[Records from a collection of figures]
######
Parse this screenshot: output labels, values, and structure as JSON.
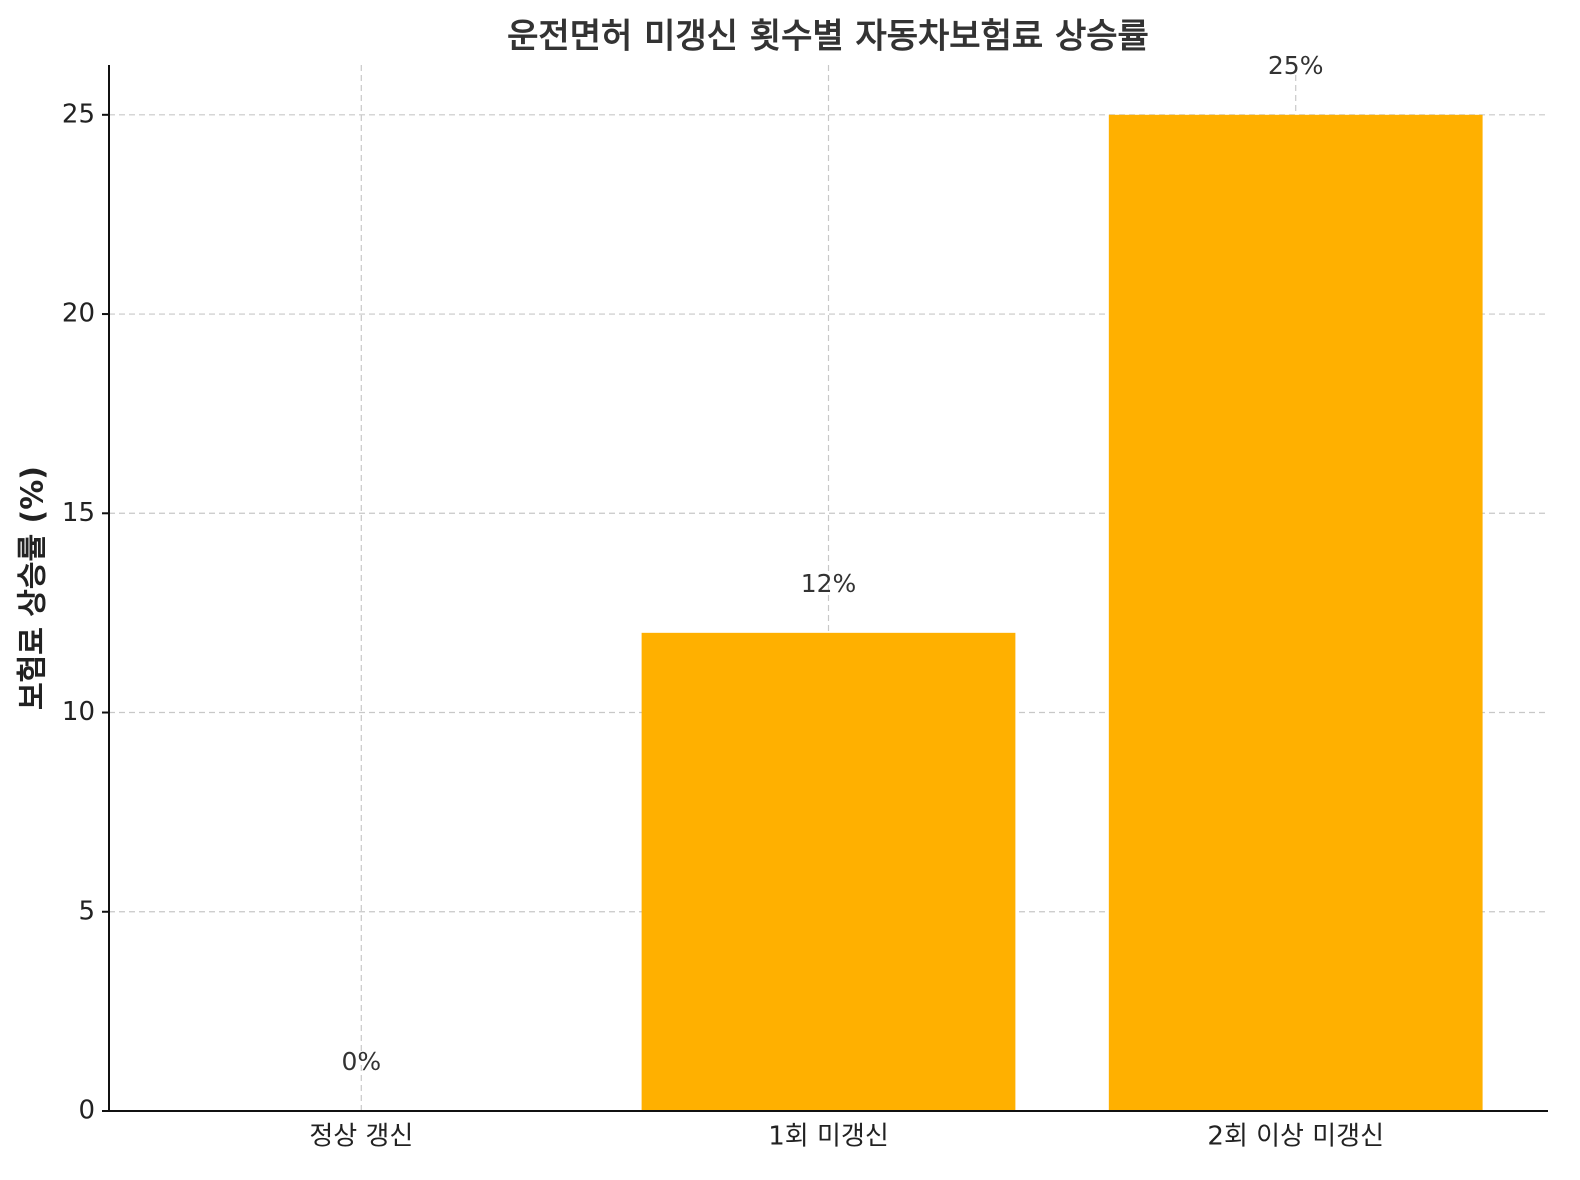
{
  "chart_data": {
    "type": "bar",
    "title": "운전면허 미갱신 횟수별 자동차보험료 상승률",
    "y_label": "보험료 상승률 (%)",
    "categories": [
      "정상 갱신",
      "1회 미갱신",
      "2회 이상 미갱신"
    ],
    "values": [
      0,
      12,
      25
    ],
    "value_labels": [
      "0%",
      "12%",
      "25%"
    ],
    "color": "#ffb000",
    "ylim": [
      0,
      26.25
    ],
    "yticks": [
      0,
      5,
      10,
      15,
      20,
      25
    ],
    "grid": true
  }
}
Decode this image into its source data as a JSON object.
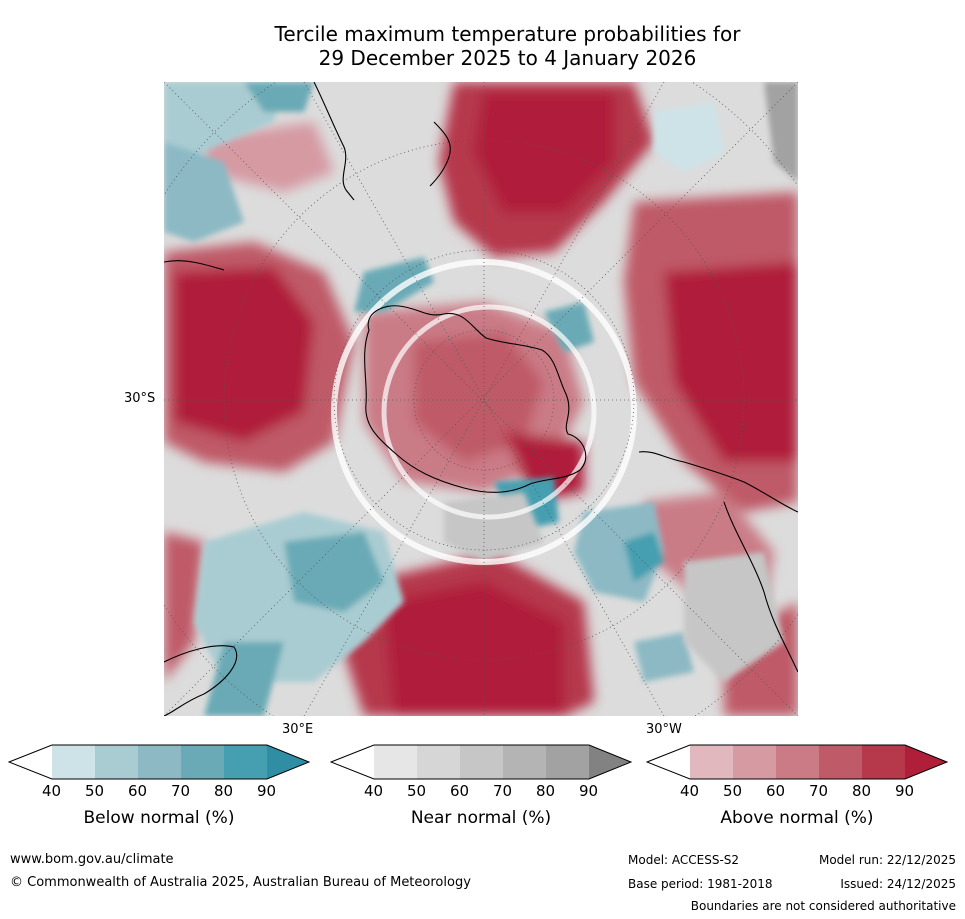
{
  "title": {
    "line1": "Tercile maximum temperature probabilities for",
    "line2": "29 December 2025 to 4 January 2026"
  },
  "map": {
    "lat_label": "30°S",
    "lon_label_east": "30°E",
    "lon_label_west": "30°W",
    "colors": {
      "above": [
        "#e2b8bf",
        "#d69aa3",
        "#ca7b86",
        "#bf5a68",
        "#b5384b",
        "#b01f3a"
      ],
      "near": [
        "#e6e6e6",
        "#d6d6d6",
        "#c6c6c6",
        "#b4b4b4",
        "#a2a2a2",
        "#828282"
      ],
      "below": [
        "#cde3e8",
        "#a9ccd2",
        "#8cb9c4",
        "#6aaab6",
        "#459fb0",
        "#2f8ea3"
      ]
    }
  },
  "colorbars": [
    {
      "title": "Below normal (%)",
      "ticks": [
        "40",
        "50",
        "60",
        "70",
        "80",
        "90"
      ],
      "colors": [
        "#ffffff",
        "#cde3e8",
        "#a9ccd2",
        "#8cb9c4",
        "#6aaab6",
        "#459fb0",
        "#2f8ea3"
      ]
    },
    {
      "title": "Near normal (%)",
      "ticks": [
        "40",
        "50",
        "60",
        "70",
        "80",
        "90"
      ],
      "colors": [
        "#ffffff",
        "#e6e6e6",
        "#d6d6d6",
        "#c6c6c6",
        "#b4b4b4",
        "#a2a2a2",
        "#828282"
      ]
    },
    {
      "title": "Above normal (%)",
      "ticks": [
        "40",
        "50",
        "60",
        "70",
        "80",
        "90"
      ],
      "colors": [
        "#ffffff",
        "#e2b8bf",
        "#d69aa3",
        "#ca7b86",
        "#bf5a68",
        "#b5384b",
        "#b01f3a"
      ]
    }
  ],
  "footer": {
    "url": "www.bom.gov.au/climate",
    "copyright": "© Commonwealth of Australia 2025, Australian Bureau of Meteorology",
    "model": "Model: ACCESS-S2",
    "base_period": "Base period: 1981-2018",
    "model_run": "Model run: 22/12/2025",
    "issued": "Issued: 24/12/2025",
    "disclaimer": "Boundaries are not considered authoritative"
  }
}
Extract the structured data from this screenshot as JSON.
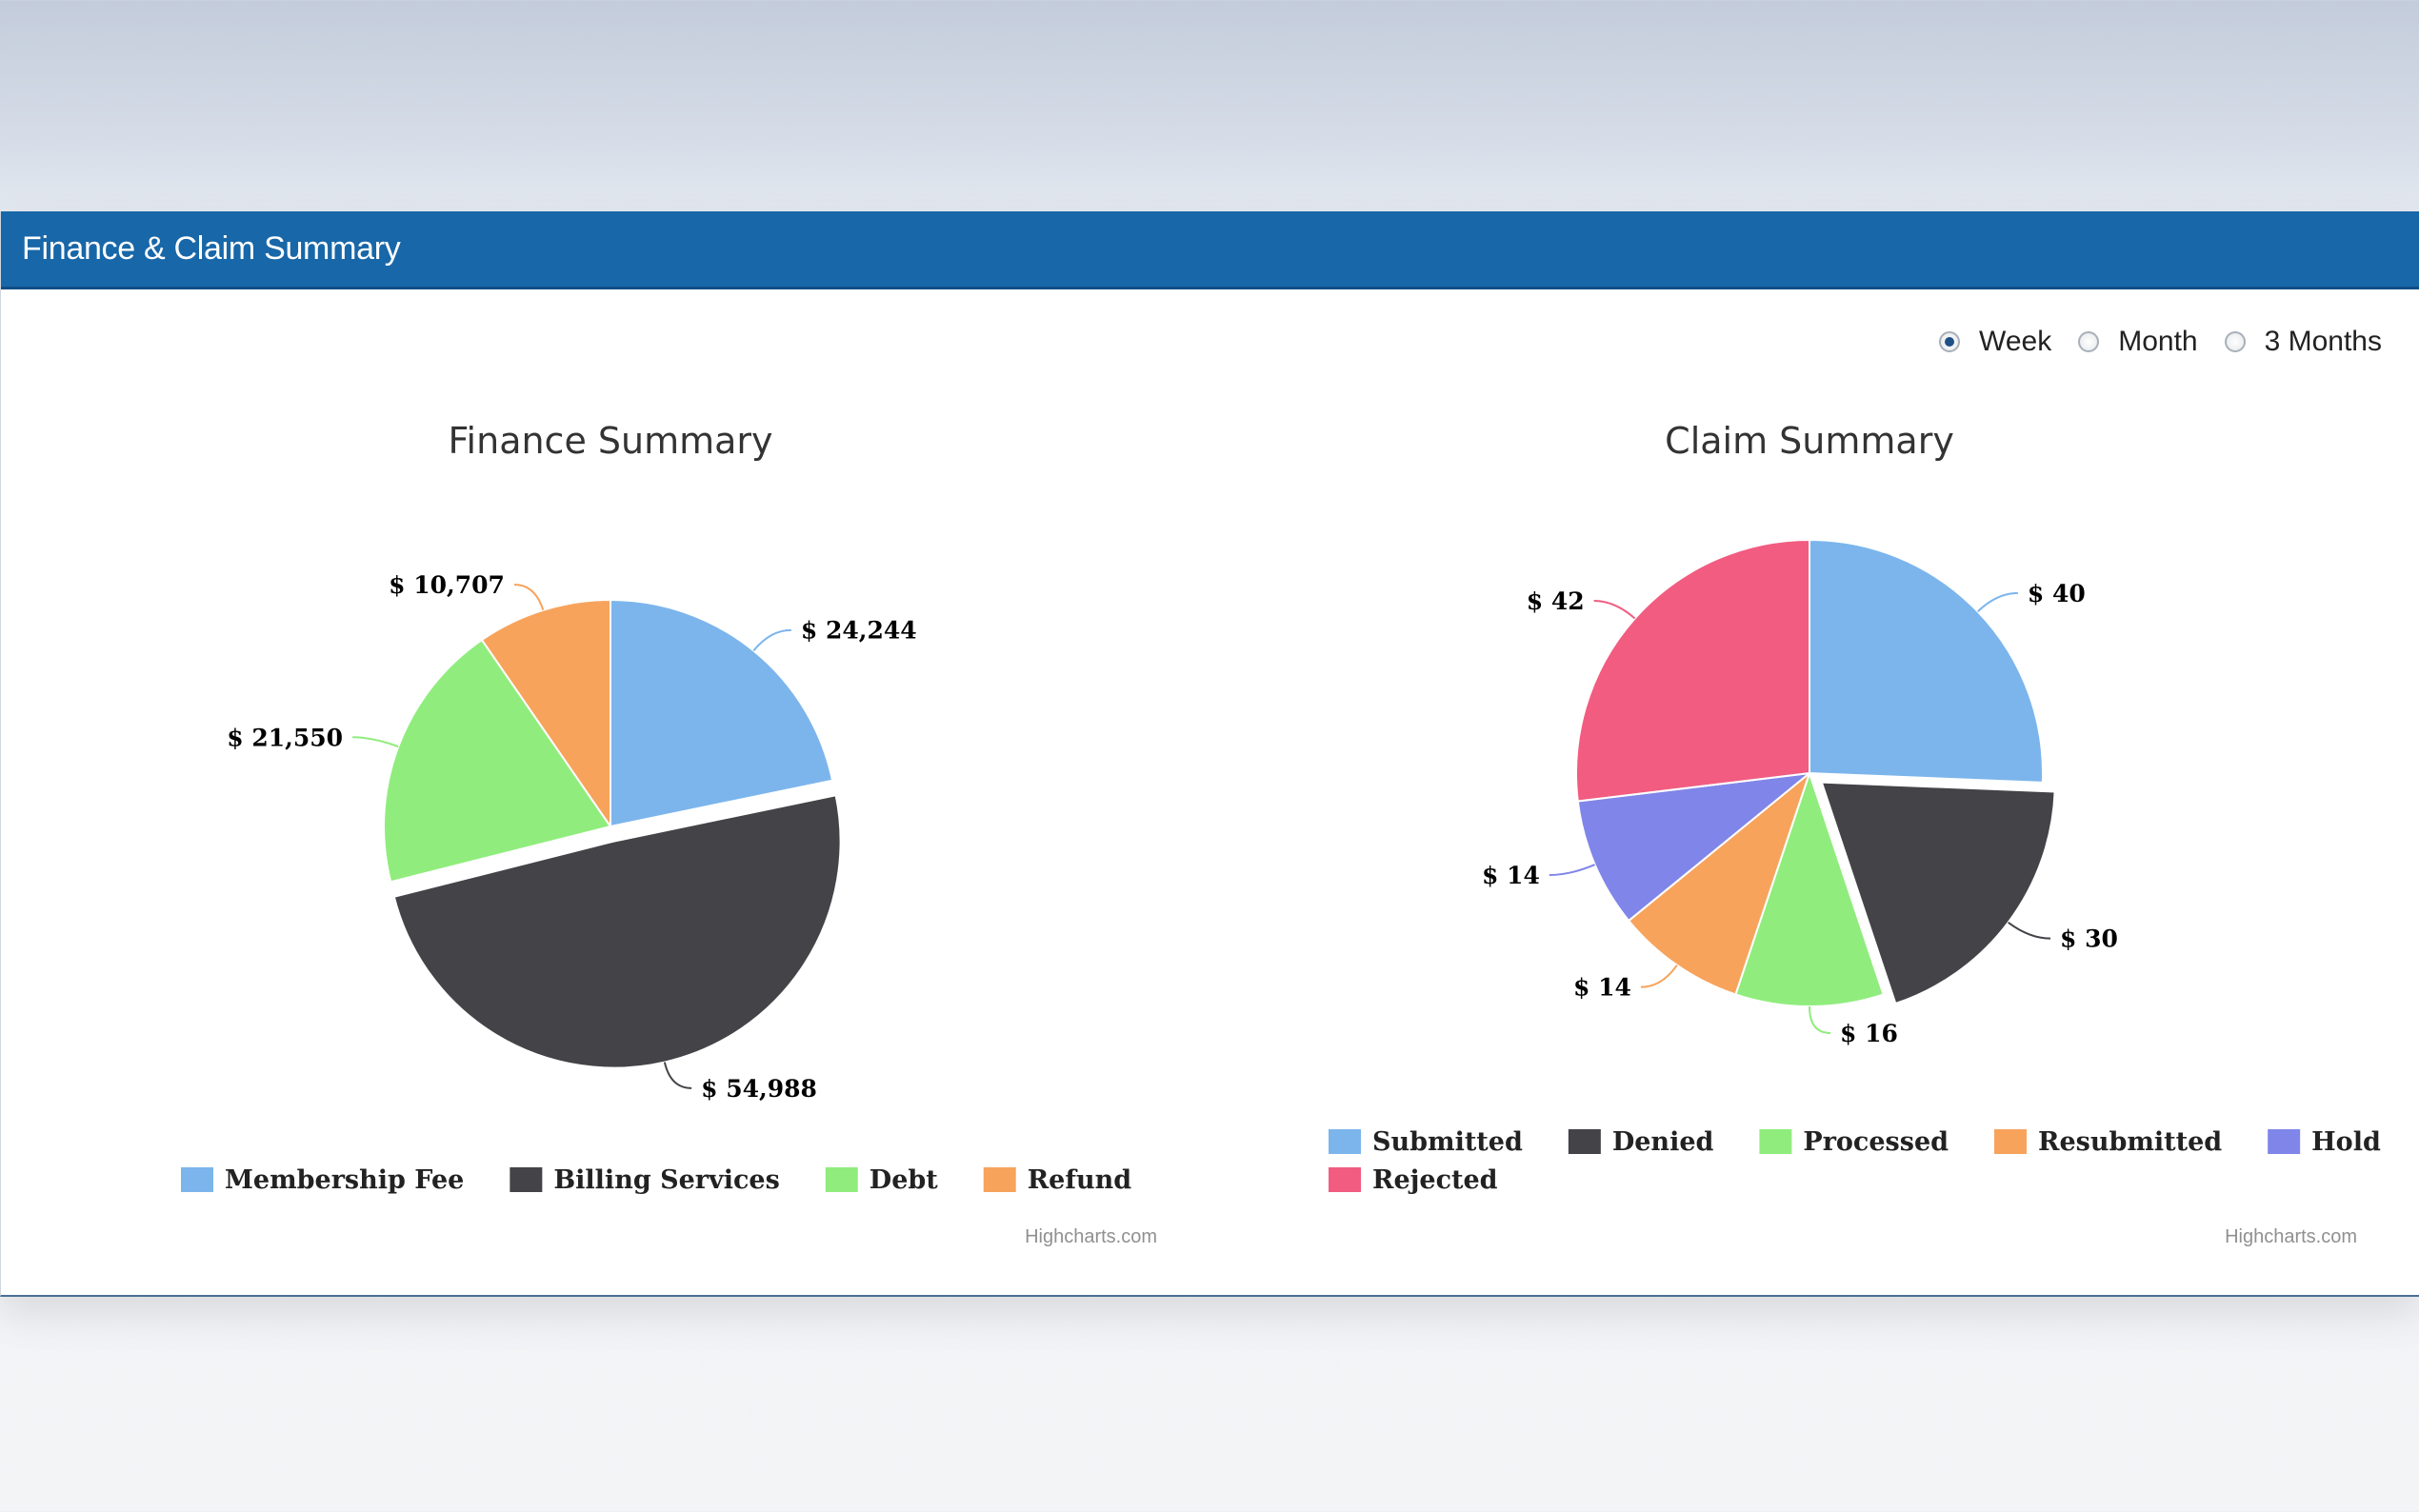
{
  "panel": {
    "title": "Finance & Claim Summary"
  },
  "period": {
    "options": [
      {
        "label": "Week",
        "checked": true
      },
      {
        "label": "Month",
        "checked": false
      },
      {
        "label": "3 Months",
        "checked": false
      }
    ]
  },
  "chart_data": [
    {
      "type": "pie",
      "title": "Finance Summary",
      "categories": [
        "Membership Fee",
        "Billing Services",
        "Debt",
        "Refund"
      ],
      "values": [
        24244,
        54988,
        21550,
        10707
      ],
      "labels": [
        "$ 24,244",
        "$ 54,988",
        "$ 21,550",
        "$ 10,707"
      ],
      "colors": [
        "#7cb5ec",
        "#434348",
        "#90ed7d",
        "#f7a35c"
      ],
      "sliced": [
        false,
        true,
        false,
        false
      ],
      "legend": "bottom",
      "credit": "Highcharts.com"
    },
    {
      "type": "pie",
      "title": "Claim Summary",
      "categories": [
        "Submitted",
        "Denied",
        "Processed",
        "Resubmitted",
        "Hold",
        "Rejected"
      ],
      "values": [
        40,
        30,
        16,
        14,
        14,
        42
      ],
      "labels": [
        "$ 40",
        "$ 30",
        "$ 16",
        "$ 14",
        "$ 14",
        "$ 42"
      ],
      "colors": [
        "#7cb5ec",
        "#434348",
        "#90ed7d",
        "#f7a35c",
        "#8085e9",
        "#f15c80"
      ],
      "sliced": [
        false,
        true,
        false,
        false,
        false,
        false
      ],
      "legend": "bottom",
      "credit": "Highcharts.com"
    }
  ]
}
######
◆ **WRITTEN EXERCISE**: The data above needs to be retyped exactly, with the images left out.

◆ **EXERCISE SOLUTION**:
Parse this screenshot: output labels, values, and structure as JSON.
{
  "chart_data": {
    "type": "bar",
    "title": "운전면허 미갱신 횟수별 자동차보험료 상승률",
    "y_label": "보험료 상승률 (%)",
    "categories": [
      "정상 갱신",
      "1회 미갱신",
      "2회 이상 미갱신"
    ],
    "values": [
      0,
      12,
      25
    ],
    "value_labels": [
      "0%",
      "12%",
      "25%"
    ],
    "color": "#ffb000",
    "ylim": [
      0,
      26.25
    ],
    "yticks": [
      0,
      5,
      10,
      15,
      20,
      25
    ],
    "grid": true
  }
}
Decode this image into its source data as a JSON object.
{
  "title": {
    "line1": "Tercile maximum temperature probabilities for",
    "line2": "29 December 2025 to 4 January 2026"
  },
  "map": {
    "lat_label": "30°S",
    "lon_label_east": "30°E",
    "lon_label_west": "30°W",
    "colors": {
      "above": [
        "#e2b8bf",
        "#d69aa3",
        "#ca7b86",
        "#bf5a68",
        "#b5384b",
        "#b01f3a"
      ],
      "near": [
        "#e6e6e6",
        "#d6d6d6",
        "#c6c6c6",
        "#b4b4b4",
        "#a2a2a2",
        "#828282"
      ],
      "below": [
        "#cde3e8",
        "#a9ccd2",
        "#8cb9c4",
        "#6aaab6",
        "#459fb0",
        "#2f8ea3"
      ]
    }
  },
  "colorbars": [
    {
      "title": "Below normal (%)",
      "ticks": [
        "40",
        "50",
        "60",
        "70",
        "80",
        "90"
      ],
      "colors": [
        "#ffffff",
        "#cde3e8",
        "#a9ccd2",
        "#8cb9c4",
        "#6aaab6",
        "#459fb0",
        "#2f8ea3"
      ]
    },
    {
      "title": "Near normal (%)",
      "ticks": [
        "40",
        "50",
        "60",
        "70",
        "80",
        "90"
      ],
      "colors": [
        "#ffffff",
        "#e6e6e6",
        "#d6d6d6",
        "#c6c6c6",
        "#b4b4b4",
        "#a2a2a2",
        "#828282"
      ]
    },
    {
      "title": "Above normal (%)",
      "ticks": [
        "40",
        "50",
        "60",
        "70",
        "80",
        "90"
      ],
      "colors": [
        "#ffffff",
        "#e2b8bf",
        "#d69aa3",
        "#ca7b86",
        "#bf5a68",
        "#b5384b",
        "#b01f3a"
      ]
    }
  ],
  "footer": {
    "url": "www.bom.gov.au/climate",
    "copyright": "© Commonwealth of Australia 2025, Australian Bureau of Meteorology",
    "model": "Model: ACCESS-S2",
    "base_period": "Base period: 1981-2018",
    "model_run": "Model run: 22/12/2025",
    "issued": "Issued: 24/12/2025",
    "disclaimer": "Boundaries are not considered authoritative"
  }
}
Extract the structured data from this screenshot as JSON.
{
  "panel": {
    "title": "Finance & Claim Summary"
  },
  "period": {
    "options": [
      {
        "label": "Week",
        "checked": true
      },
      {
        "label": "Month",
        "checked": false
      },
      {
        "label": "3 Months",
        "checked": false
      }
    ]
  },
  "chart_data": [
    {
      "type": "pie",
      "title": "Finance Summary",
      "categories": [
        "Membership Fee",
        "Billing Services",
        "Debt",
        "Refund"
      ],
      "values": [
        24244,
        54988,
        21550,
        10707
      ],
      "labels": [
        "$ 24,244",
        "$ 54,988",
        "$ 21,550",
        "$ 10,707"
      ],
      "colors": [
        "#7cb5ec",
        "#434348",
        "#90ed7d",
        "#f7a35c"
      ],
      "sliced": [
        false,
        true,
        false,
        false
      ],
      "legend": "bottom",
      "credit": "Highcharts.com"
    },
    {
      "type": "pie",
      "title": "Claim Summary",
      "categories": [
        "Submitted",
        "Denied",
        "Processed",
        "Resubmitted",
        "Hold",
        "Rejected"
      ],
      "values": [
        40,
        30,
        16,
        14,
        14,
        42
      ],
      "labels": [
        "$ 40",
        "$ 30",
        "$ 16",
        "$ 14",
        "$ 14",
        "$ 42"
      ],
      "colors": [
        "#7cb5ec",
        "#434348",
        "#90ed7d",
        "#f7a35c",
        "#8085e9",
        "#f15c80"
      ],
      "sliced": [
        false,
        true,
        false,
        false,
        false,
        false
      ],
      "legend": "bottom",
      "credit": "Highcharts.com"
    }
  ]
}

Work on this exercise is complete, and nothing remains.